■ Exercise brief: Wherever the string "given" appears in the listing, copy that line.

■ Record extracts:
┄┄┄┄┄┄┄┄┄┄
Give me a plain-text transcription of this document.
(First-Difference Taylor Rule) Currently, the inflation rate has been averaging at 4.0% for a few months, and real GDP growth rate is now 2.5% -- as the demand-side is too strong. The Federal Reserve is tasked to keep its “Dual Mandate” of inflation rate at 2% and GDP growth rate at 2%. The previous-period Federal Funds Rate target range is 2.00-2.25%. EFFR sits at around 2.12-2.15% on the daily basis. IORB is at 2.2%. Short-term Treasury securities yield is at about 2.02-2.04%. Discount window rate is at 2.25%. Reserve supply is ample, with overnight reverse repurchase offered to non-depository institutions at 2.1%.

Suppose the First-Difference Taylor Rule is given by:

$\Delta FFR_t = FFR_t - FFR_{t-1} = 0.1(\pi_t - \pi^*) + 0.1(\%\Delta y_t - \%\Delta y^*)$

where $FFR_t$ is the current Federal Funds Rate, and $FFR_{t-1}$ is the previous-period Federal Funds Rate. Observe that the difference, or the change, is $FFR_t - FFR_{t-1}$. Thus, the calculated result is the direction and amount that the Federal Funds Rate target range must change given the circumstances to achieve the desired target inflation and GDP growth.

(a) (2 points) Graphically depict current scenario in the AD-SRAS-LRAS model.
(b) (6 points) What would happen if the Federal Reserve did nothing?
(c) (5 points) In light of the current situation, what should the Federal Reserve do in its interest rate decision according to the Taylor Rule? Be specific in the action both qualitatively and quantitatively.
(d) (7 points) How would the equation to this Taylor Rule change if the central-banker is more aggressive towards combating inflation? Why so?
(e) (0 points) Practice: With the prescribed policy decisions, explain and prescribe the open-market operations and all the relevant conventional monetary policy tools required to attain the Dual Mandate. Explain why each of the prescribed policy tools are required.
┄┄┄┄┄┄┄┄┄┄
■ The result:
Suppose the First-Difference Taylor Rule is given by:
where $FFR_t$ is the current Federal Funds Rate, and $FFR_{t-1}$ is the previous-period Federal Funds Rate. Observe that the difference, or the change, is $FFR_t - FFR_{t-1}$. Thus, the calculated result is the direction and amount that the Federal Funds Rate target range must change given the circumstances to achieve the desired target inflation and GDP growth.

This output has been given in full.